## begin Entries provided

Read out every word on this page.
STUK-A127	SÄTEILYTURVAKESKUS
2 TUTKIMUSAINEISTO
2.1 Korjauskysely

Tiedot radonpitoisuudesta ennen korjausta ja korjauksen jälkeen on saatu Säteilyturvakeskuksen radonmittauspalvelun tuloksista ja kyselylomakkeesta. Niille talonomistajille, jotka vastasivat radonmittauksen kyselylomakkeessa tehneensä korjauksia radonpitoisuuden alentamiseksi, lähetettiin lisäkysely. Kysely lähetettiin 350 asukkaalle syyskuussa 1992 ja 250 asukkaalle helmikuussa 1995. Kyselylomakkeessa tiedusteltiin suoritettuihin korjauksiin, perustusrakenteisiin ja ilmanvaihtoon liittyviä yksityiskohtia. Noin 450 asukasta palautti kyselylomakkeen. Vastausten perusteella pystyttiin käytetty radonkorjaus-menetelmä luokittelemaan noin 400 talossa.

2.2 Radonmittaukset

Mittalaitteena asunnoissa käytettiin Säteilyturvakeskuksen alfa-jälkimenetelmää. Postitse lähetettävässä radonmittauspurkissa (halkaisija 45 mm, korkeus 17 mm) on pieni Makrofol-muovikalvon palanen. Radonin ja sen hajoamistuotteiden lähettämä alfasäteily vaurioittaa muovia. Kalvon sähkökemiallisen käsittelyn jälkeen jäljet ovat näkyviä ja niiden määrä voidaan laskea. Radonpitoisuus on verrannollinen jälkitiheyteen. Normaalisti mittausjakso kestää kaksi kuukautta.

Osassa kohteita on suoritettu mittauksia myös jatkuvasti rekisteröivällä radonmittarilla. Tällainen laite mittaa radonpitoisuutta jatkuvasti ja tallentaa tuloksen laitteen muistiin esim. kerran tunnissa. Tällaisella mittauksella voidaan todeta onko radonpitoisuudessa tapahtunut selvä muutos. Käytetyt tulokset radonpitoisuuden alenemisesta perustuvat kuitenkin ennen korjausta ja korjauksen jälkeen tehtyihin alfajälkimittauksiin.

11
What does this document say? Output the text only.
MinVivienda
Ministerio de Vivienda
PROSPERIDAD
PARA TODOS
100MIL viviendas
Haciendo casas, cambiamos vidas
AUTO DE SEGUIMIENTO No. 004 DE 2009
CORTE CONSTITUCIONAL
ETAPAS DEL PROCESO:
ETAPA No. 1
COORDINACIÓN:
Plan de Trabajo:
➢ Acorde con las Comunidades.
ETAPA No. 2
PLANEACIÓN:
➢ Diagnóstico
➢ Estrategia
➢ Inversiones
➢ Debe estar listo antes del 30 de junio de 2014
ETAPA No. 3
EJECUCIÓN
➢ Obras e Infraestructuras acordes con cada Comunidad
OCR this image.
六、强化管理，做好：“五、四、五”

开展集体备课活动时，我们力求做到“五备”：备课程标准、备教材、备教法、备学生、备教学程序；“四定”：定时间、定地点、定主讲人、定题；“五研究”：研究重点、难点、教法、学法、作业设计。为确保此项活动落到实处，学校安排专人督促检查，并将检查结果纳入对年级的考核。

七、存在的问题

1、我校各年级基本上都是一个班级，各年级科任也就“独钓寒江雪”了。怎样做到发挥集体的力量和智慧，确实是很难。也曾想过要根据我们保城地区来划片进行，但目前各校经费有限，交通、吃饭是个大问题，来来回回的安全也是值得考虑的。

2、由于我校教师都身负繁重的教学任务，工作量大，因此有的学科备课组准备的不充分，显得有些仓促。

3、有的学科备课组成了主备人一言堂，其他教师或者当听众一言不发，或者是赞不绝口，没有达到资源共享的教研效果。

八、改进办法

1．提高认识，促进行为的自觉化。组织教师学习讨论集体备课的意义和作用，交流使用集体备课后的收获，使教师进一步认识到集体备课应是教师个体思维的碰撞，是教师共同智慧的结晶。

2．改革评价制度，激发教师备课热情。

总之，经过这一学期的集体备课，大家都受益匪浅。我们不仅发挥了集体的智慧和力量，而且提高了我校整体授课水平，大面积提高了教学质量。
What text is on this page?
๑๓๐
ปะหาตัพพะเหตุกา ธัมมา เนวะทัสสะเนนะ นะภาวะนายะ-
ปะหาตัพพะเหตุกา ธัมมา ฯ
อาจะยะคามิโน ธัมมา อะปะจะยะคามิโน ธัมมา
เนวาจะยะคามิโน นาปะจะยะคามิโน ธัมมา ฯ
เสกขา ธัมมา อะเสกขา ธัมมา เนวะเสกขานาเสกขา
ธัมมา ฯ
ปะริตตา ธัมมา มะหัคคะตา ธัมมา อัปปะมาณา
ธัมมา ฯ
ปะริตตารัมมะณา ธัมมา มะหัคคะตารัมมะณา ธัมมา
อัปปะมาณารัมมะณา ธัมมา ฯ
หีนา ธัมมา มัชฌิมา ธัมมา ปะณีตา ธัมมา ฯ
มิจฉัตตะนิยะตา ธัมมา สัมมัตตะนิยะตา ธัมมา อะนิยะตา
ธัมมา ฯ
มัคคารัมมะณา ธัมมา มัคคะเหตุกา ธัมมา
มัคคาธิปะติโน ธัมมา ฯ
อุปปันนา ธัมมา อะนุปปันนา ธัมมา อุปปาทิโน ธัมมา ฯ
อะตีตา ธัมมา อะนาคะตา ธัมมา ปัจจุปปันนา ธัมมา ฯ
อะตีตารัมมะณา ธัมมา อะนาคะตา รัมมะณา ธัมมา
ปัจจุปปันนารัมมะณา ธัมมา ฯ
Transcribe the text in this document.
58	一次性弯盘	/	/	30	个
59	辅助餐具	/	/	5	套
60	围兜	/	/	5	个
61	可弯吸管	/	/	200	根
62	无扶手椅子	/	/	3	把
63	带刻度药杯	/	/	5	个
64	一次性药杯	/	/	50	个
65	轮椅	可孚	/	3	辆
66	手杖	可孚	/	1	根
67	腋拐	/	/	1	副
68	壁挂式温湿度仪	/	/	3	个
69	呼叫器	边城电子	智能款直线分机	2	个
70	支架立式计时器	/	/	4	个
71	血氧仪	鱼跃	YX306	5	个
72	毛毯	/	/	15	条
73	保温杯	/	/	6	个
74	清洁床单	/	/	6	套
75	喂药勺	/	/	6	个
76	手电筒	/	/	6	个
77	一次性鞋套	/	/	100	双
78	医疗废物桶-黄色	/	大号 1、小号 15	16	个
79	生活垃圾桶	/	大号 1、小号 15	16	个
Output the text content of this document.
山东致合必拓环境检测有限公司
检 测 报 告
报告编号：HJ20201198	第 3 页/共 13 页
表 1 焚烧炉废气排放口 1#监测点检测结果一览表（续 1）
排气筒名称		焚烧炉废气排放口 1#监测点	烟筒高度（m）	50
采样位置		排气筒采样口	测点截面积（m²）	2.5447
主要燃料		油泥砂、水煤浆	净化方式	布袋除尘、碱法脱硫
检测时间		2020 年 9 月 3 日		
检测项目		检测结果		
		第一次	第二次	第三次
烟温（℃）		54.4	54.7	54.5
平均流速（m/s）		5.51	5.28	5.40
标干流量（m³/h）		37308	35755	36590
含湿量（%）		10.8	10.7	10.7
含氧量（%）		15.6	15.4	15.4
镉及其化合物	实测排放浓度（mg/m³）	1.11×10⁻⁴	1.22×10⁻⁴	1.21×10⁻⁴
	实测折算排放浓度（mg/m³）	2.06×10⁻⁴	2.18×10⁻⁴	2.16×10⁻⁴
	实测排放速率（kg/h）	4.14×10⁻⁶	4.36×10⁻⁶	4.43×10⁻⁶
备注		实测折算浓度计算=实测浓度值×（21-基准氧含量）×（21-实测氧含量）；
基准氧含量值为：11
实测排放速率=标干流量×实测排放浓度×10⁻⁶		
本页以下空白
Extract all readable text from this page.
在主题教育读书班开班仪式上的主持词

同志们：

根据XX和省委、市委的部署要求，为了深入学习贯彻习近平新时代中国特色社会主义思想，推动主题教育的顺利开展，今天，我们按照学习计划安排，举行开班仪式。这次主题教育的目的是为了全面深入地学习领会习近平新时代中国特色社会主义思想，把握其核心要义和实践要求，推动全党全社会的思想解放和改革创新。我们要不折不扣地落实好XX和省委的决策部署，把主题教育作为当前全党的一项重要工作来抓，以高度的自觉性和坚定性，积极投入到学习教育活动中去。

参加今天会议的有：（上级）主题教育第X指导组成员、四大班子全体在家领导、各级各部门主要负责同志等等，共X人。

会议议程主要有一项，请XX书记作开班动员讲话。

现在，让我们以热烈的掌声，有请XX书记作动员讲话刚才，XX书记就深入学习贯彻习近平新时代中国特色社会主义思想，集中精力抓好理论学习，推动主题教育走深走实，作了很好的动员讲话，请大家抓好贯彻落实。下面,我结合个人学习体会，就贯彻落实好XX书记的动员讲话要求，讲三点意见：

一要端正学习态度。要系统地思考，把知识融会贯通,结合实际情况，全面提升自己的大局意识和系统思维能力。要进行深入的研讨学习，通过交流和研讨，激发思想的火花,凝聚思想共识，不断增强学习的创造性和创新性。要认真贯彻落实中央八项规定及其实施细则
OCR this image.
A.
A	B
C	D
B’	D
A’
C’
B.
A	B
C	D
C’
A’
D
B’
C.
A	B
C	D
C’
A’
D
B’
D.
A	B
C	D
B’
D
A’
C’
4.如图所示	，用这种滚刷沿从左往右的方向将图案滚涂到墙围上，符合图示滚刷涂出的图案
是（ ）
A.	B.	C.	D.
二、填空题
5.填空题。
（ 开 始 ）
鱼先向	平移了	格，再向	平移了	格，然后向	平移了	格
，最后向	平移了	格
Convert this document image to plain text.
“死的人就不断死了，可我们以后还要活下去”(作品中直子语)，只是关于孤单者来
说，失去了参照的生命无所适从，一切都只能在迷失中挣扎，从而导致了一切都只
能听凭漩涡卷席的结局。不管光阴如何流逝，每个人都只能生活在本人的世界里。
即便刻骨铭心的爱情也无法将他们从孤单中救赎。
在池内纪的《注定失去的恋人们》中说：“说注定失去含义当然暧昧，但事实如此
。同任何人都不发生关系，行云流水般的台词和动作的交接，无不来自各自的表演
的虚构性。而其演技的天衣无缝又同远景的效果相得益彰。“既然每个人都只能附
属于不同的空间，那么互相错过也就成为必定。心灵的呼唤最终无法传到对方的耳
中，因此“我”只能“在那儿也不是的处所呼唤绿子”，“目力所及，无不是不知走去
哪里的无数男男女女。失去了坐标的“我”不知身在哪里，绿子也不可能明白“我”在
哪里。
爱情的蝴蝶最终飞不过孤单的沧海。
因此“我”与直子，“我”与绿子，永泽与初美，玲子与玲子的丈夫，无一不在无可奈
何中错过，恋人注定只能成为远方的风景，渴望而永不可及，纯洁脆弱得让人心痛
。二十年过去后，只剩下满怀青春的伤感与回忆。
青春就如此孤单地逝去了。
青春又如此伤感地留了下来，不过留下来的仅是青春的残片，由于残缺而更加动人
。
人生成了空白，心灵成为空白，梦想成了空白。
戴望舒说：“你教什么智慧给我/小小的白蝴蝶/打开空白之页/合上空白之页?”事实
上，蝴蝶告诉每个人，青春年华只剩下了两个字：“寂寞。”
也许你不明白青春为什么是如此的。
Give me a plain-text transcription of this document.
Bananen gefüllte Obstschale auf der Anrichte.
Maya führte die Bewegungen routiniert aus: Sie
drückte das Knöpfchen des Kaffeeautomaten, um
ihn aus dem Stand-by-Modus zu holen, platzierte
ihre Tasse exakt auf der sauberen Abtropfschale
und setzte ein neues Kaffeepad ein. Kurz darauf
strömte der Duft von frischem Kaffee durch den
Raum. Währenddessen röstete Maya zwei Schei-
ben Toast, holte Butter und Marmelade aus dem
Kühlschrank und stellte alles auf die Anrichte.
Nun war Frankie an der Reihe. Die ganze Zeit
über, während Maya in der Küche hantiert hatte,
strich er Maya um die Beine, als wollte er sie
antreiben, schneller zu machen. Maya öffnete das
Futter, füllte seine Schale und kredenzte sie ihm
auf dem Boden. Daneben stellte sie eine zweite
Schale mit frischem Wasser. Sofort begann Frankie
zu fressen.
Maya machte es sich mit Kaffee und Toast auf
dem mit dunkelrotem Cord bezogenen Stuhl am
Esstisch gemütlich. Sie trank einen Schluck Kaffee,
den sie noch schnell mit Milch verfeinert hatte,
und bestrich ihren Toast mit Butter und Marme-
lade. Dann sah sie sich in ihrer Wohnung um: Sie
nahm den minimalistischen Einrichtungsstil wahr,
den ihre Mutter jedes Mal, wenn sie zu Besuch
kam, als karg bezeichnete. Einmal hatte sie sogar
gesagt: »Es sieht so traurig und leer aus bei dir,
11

## end Entries provided

> [Stated problem]
Above are some records. Count the lines among them with the word "text", and answer with the number only.

> [Exercise output]
7